## WORK TO DO
Go through the data and copy every line exactly, but not the images.

## GIVEN RECORDS

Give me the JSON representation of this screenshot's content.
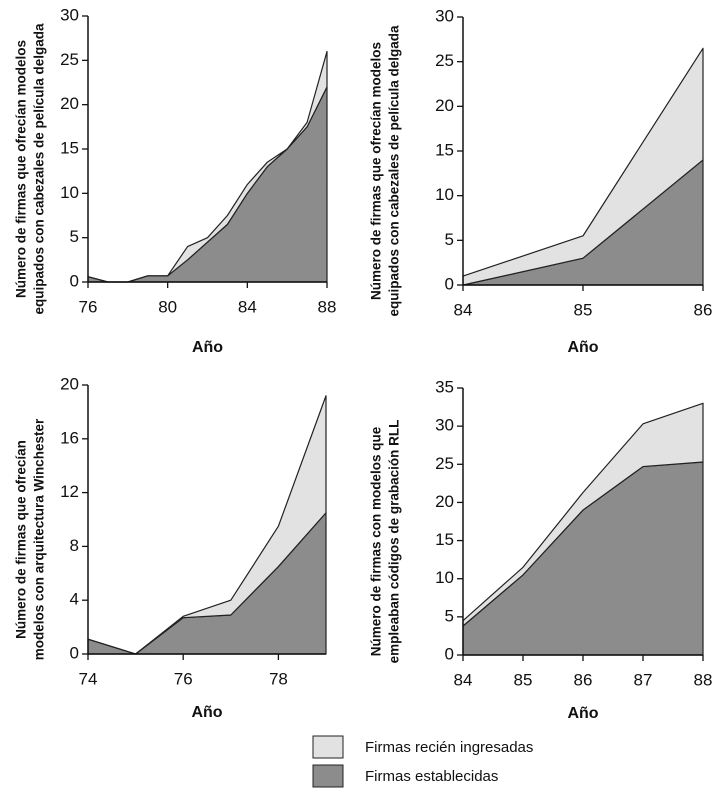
{
  "chart_data": [
    {
      "type": "stacked_area",
      "x": [
        76,
        77,
        78,
        79,
        80,
        81,
        82,
        83,
        84,
        85,
        86,
        87,
        88
      ],
      "xlim": [
        76,
        88
      ],
      "xticks": [
        76,
        80,
        84,
        88
      ],
      "ylim": [
        0,
        30
      ],
      "yticks": [
        0,
        5,
        10,
        15,
        20,
        25,
        30
      ],
      "ylabel": [
        "Número de firmas que ofrecían modelos",
        "equipados con cabezales de película delgada"
      ],
      "xlabel": "Año",
      "series": [
        {
          "name": "Firmas establecidas",
          "color": "#8c8c8c",
          "values": [
            0.6,
            0,
            0,
            0.7,
            0.7,
            2.5,
            4.5,
            6.5,
            10,
            13,
            15,
            17.5,
            22
          ]
        },
        {
          "name": "Firmas recién ingresadas",
          "color": "#e2e2e2",
          "values": [
            0,
            0,
            0,
            0,
            0,
            1.5,
            0.5,
            1,
            1,
            0.5,
            0,
            0.5,
            4
          ]
        }
      ]
    },
    {
      "type": "stacked_area",
      "x": [
        84,
        85,
        86
      ],
      "xlim": [
        84,
        86
      ],
      "xticks": [
        84,
        85,
        86
      ],
      "ylim": [
        0,
        30
      ],
      "yticks": [
        0,
        5,
        10,
        15,
        20,
        25,
        30
      ],
      "ylabel": [
        "Número de firmas que ofrecían modelos",
        "equipados con cabezales de película delgada"
      ],
      "xlabel": "Año",
      "series": [
        {
          "name": "Firmas establecidas",
          "color": "#8c8c8c",
          "values": [
            0,
            3,
            14
          ]
        },
        {
          "name": "Firmas recién ingresadas",
          "color": "#e2e2e2",
          "values": [
            1,
            2.5,
            12.5
          ]
        }
      ]
    },
    {
      "type": "stacked_area",
      "x": [
        74,
        75,
        76,
        77,
        78,
        79
      ],
      "xlim": [
        74,
        79
      ],
      "xticks": [
        74,
        76,
        78
      ],
      "ylim": [
        0,
        20
      ],
      "yticks": [
        0,
        4,
        8,
        12,
        16,
        20
      ],
      "ylabel": [
        "Número de firmas que ofrecían",
        "modelos con arquitectura Winchester"
      ],
      "xlabel": "Año",
      "series": [
        {
          "name": "Firmas establecidas",
          "color": "#8c8c8c",
          "values": [
            1.1,
            0,
            2.7,
            2.9,
            6.5,
            10.5
          ]
        },
        {
          "name": "Firmas recién ingresadas",
          "color": "#e2e2e2",
          "values": [
            0,
            0,
            0.1,
            1.1,
            3,
            8.7
          ]
        }
      ]
    },
    {
      "type": "stacked_area",
      "x": [
        84,
        85,
        86,
        87,
        88
      ],
      "xlim": [
        84,
        88
      ],
      "xticks": [
        84,
        85,
        86,
        87,
        88
      ],
      "ylim": [
        0,
        35
      ],
      "yticks": [
        0,
        5,
        10,
        15,
        20,
        25,
        30,
        35
      ],
      "ylabel": [
        "Número de firmas con modelos que",
        "empleaban códigos de grabación RLL"
      ],
      "xlabel": "Año",
      "series": [
        {
          "name": "Firmas establecidas",
          "color": "#8c8c8c",
          "values": [
            3.8,
            10.5,
            19,
            24.7,
            25.3
          ]
        },
        {
          "name": "Firmas recién ingresadas",
          "color": "#e2e2e2",
          "values": [
            0.7,
            1,
            2.3,
            5.6,
            7.7
          ]
        }
      ]
    }
  ]
}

## RIGHT ANSWER
Give me the JSON representation of this screenshot's content.
{
  "chart_data": [
    {
      "type": "stacked_area",
      "x": [
        76,
        77,
        78,
        79,
        80,
        81,
        82,
        83,
        84,
        85,
        86,
        87,
        88
      ],
      "xlim": [
        76,
        88
      ],
      "xticks": [
        76,
        80,
        84,
        88
      ],
      "ylim": [
        0,
        30
      ],
      "yticks": [
        0,
        5,
        10,
        15,
        20,
        25,
        30
      ],
      "ylabel": [
        "Número de firmas que ofrecían modelos",
        "equipados con cabezales de película delgada"
      ],
      "xlabel": "Año",
      "series": [
        {
          "name": "Firmas establecidas",
          "color": "#8c8c8c",
          "values": [
            0.6,
            0,
            0,
            0.7,
            0.7,
            2.5,
            4.5,
            6.5,
            10,
            13,
            15,
            17.5,
            22
          ]
        },
        {
          "name": "Firmas recién ingresadas",
          "color": "#e2e2e2",
          "values": [
            0,
            0,
            0,
            0,
            0,
            1.5,
            0.5,
            1,
            1,
            0.5,
            0,
            0.5,
            4
          ]
        }
      ]
    },
    {
      "type": "stacked_area",
      "x": [
        84,
        85,
        86
      ],
      "xlim": [
        84,
        86
      ],
      "xticks": [
        84,
        85,
        86
      ],
      "ylim": [
        0,
        30
      ],
      "yticks": [
        0,
        5,
        10,
        15,
        20,
        25,
        30
      ],
      "ylabel": [
        "Número de firmas que ofrecían modelos",
        "equipados con cabezales de película delgada"
      ],
      "xlabel": "Año",
      "series": [
        {
          "name": "Firmas establecidas",
          "color": "#8c8c8c",
          "values": [
            0,
            3,
            14
          ]
        },
        {
          "name": "Firmas recién ingresadas",
          "color": "#e2e2e2",
          "values": [
            1,
            2.5,
            12.5
          ]
        }
      ]
    },
    {
      "type": "stacked_area",
      "x": [
        74,
        75,
        76,
        77,
        78,
        79
      ],
      "xlim": [
        74,
        79
      ],
      "xticks": [
        74,
        76,
        78
      ],
      "ylim": [
        0,
        20
      ],
      "yticks": [
        0,
        4,
        8,
        12,
        16,
        20
      ],
      "ylabel": [
        "Número de firmas que ofrecían",
        "modelos con arquitectura Winchester"
      ],
      "xlabel": "Año",
      "series": [
        {
          "name": "Firmas establecidas",
          "color": "#8c8c8c",
          "values": [
            1.1,
            0,
            2.7,
            2.9,
            6.5,
            10.5
          ]
        },
        {
          "name": "Firmas recién ingresadas",
          "color": "#e2e2e2",
          "values": [
            0,
            0,
            0.1,
            1.1,
            3,
            8.7
          ]
        }
      ]
    },
    {
      "type": "stacked_area",
      "x": [
        84,
        85,
        86,
        87,
        88
      ],
      "xlim": [
        84,
        88
      ],
      "xticks": [
        84,
        85,
        86,
        87,
        88
      ],
      "ylim": [
        0,
        35
      ],
      "yticks": [
        0,
        5,
        10,
        15,
        20,
        25,
        30,
        35
      ],
      "ylabel": [
        "Número de firmas con modelos que",
        "empleaban códigos de grabación RLL"
      ],
      "xlabel": "Año",
      "series": [
        {
          "name": "Firmas establecidas",
          "color": "#8c8c8c",
          "values": [
            3.8,
            10.5,
            19,
            24.7,
            25.3
          ]
        },
        {
          "name": "Firmas recién ingresadas",
          "color": "#e2e2e2",
          "values": [
            0.7,
            1,
            2.3,
            5.6,
            7.7
          ]
        }
      ]
    }
  ]
}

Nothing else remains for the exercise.